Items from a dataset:
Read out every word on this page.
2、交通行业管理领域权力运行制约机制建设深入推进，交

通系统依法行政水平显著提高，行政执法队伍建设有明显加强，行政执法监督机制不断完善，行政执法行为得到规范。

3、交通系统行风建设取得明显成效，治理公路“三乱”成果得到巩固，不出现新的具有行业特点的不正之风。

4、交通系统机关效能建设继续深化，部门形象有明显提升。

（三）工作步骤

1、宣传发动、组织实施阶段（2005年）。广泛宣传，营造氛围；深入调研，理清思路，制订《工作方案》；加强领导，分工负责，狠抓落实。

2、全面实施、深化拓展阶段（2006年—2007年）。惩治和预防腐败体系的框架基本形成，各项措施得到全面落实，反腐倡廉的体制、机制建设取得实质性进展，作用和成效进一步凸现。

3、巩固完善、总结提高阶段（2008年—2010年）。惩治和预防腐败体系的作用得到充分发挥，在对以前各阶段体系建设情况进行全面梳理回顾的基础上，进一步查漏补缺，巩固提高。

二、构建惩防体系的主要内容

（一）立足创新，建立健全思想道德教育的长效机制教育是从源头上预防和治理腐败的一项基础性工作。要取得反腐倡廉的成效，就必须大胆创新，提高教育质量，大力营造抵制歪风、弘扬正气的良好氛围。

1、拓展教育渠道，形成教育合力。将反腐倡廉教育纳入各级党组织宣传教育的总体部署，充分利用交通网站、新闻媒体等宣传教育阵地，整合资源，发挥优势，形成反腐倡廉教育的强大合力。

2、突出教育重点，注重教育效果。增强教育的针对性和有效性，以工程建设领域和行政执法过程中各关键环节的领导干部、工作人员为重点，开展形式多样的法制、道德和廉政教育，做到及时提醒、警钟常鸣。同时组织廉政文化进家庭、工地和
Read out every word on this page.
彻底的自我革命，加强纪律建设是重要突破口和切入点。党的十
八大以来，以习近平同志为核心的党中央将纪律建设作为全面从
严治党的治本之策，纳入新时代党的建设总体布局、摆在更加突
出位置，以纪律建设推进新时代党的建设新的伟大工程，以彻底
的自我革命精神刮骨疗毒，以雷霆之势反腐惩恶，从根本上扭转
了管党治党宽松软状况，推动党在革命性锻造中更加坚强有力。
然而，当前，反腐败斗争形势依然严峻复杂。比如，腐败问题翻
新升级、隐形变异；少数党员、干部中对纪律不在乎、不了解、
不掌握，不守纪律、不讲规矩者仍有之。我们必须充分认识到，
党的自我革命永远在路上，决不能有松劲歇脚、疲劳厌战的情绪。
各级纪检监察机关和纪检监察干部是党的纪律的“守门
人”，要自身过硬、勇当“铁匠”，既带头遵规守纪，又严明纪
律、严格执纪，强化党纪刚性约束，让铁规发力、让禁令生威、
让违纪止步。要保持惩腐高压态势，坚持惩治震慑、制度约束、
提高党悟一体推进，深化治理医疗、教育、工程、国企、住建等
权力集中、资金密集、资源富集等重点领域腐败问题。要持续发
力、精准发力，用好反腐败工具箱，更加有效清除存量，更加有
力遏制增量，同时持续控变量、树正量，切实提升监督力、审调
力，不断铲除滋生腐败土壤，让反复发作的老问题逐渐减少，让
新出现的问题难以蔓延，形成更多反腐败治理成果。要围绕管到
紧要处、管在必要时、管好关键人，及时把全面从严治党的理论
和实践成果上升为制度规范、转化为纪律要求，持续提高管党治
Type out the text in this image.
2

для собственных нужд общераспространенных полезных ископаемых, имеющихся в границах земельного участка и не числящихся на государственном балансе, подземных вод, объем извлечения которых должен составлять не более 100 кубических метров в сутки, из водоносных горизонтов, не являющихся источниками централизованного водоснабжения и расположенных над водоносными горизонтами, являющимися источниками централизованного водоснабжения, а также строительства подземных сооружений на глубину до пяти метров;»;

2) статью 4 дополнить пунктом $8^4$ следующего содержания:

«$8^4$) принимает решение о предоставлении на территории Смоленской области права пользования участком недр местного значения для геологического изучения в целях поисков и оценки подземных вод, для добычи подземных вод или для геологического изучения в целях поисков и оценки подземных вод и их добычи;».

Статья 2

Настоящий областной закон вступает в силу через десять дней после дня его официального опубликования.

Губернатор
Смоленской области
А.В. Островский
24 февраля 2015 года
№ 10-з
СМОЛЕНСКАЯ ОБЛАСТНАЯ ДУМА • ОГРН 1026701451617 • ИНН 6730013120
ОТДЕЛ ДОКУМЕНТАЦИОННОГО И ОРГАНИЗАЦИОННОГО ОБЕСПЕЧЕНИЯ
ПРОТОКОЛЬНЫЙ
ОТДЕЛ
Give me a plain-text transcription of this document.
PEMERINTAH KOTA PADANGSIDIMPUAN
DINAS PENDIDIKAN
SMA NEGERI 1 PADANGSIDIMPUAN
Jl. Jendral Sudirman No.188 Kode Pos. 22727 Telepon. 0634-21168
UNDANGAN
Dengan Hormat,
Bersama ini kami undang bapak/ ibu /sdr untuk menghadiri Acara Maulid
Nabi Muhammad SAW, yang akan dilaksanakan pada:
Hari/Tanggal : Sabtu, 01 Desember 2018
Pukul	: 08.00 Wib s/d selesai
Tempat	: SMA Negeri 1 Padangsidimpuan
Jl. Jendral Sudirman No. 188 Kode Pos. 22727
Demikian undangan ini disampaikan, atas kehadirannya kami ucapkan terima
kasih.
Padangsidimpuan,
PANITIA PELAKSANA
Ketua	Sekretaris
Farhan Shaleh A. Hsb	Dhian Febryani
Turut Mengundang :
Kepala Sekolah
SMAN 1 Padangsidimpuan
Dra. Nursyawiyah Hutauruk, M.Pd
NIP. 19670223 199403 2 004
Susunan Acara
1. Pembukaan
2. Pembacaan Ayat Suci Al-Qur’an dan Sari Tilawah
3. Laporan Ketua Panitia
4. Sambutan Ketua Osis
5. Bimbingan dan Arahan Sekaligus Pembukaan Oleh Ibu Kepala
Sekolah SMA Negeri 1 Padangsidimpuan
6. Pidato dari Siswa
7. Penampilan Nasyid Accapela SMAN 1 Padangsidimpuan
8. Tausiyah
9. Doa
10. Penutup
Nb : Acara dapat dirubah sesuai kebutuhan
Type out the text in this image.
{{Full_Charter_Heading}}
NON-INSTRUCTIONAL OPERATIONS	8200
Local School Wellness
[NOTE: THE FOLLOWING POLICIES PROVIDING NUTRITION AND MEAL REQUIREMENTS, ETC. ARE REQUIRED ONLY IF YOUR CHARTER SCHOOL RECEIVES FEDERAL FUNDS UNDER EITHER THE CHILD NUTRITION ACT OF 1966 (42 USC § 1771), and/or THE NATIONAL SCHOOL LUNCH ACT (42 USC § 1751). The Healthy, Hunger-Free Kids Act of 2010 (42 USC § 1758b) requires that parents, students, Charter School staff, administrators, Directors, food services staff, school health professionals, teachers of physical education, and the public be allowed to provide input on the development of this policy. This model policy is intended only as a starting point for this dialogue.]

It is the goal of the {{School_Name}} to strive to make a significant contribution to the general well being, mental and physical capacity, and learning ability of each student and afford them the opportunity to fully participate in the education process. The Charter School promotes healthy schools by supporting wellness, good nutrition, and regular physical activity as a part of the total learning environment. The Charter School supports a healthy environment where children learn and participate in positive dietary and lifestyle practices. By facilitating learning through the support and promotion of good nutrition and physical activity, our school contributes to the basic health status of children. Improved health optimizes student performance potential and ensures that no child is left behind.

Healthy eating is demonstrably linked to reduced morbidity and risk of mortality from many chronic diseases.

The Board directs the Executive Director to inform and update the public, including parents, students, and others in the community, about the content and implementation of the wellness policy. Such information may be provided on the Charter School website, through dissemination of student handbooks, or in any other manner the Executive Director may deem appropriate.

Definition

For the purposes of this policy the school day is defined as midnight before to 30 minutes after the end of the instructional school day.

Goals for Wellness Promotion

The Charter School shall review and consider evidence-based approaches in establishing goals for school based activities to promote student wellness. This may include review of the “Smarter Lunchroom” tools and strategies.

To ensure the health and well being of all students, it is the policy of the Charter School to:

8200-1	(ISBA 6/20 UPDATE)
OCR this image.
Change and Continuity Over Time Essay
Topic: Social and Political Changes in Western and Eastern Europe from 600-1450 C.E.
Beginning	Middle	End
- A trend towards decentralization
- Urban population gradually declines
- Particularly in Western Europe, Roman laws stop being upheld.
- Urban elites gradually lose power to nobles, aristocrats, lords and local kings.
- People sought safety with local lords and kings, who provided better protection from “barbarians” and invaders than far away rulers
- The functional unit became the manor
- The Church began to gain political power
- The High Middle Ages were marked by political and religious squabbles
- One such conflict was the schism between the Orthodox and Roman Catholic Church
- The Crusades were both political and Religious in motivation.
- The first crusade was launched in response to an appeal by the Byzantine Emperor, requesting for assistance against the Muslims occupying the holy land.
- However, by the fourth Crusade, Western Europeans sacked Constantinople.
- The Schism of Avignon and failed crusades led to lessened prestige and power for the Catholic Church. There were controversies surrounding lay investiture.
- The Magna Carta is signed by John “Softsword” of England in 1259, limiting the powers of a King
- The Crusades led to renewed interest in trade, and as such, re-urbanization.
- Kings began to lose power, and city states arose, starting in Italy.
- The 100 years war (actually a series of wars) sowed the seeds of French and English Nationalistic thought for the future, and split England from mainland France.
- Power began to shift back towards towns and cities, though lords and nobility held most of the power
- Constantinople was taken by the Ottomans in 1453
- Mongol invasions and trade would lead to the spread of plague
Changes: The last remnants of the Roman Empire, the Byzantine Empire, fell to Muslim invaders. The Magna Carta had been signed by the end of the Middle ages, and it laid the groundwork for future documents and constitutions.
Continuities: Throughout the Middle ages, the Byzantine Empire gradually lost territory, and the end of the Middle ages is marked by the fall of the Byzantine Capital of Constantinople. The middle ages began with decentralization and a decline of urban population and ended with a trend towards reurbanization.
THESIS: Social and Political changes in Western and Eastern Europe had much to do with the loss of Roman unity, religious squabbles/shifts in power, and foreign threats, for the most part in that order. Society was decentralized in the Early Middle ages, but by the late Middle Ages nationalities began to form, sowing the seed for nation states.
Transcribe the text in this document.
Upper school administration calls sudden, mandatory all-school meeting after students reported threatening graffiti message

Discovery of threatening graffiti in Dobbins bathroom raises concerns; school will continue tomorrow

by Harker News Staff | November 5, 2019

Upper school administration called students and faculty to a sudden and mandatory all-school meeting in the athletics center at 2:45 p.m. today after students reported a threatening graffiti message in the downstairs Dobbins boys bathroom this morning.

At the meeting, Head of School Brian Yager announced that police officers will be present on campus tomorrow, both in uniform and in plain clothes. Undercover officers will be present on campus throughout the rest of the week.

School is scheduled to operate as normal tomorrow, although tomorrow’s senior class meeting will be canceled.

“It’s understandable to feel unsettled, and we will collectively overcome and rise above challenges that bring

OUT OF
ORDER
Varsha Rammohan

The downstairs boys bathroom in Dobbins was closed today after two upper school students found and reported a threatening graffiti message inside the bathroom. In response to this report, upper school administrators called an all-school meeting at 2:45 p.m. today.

§ Aim: Show every line of the records above that contains the word "Acara".

§ Output of the task:
Bersama ini kami undang bapak/ ibu /sdr untuk menghadiri Acara Maulid
Susunan Acara
Nb : Acara dapat dirubah sesuai kebutuhan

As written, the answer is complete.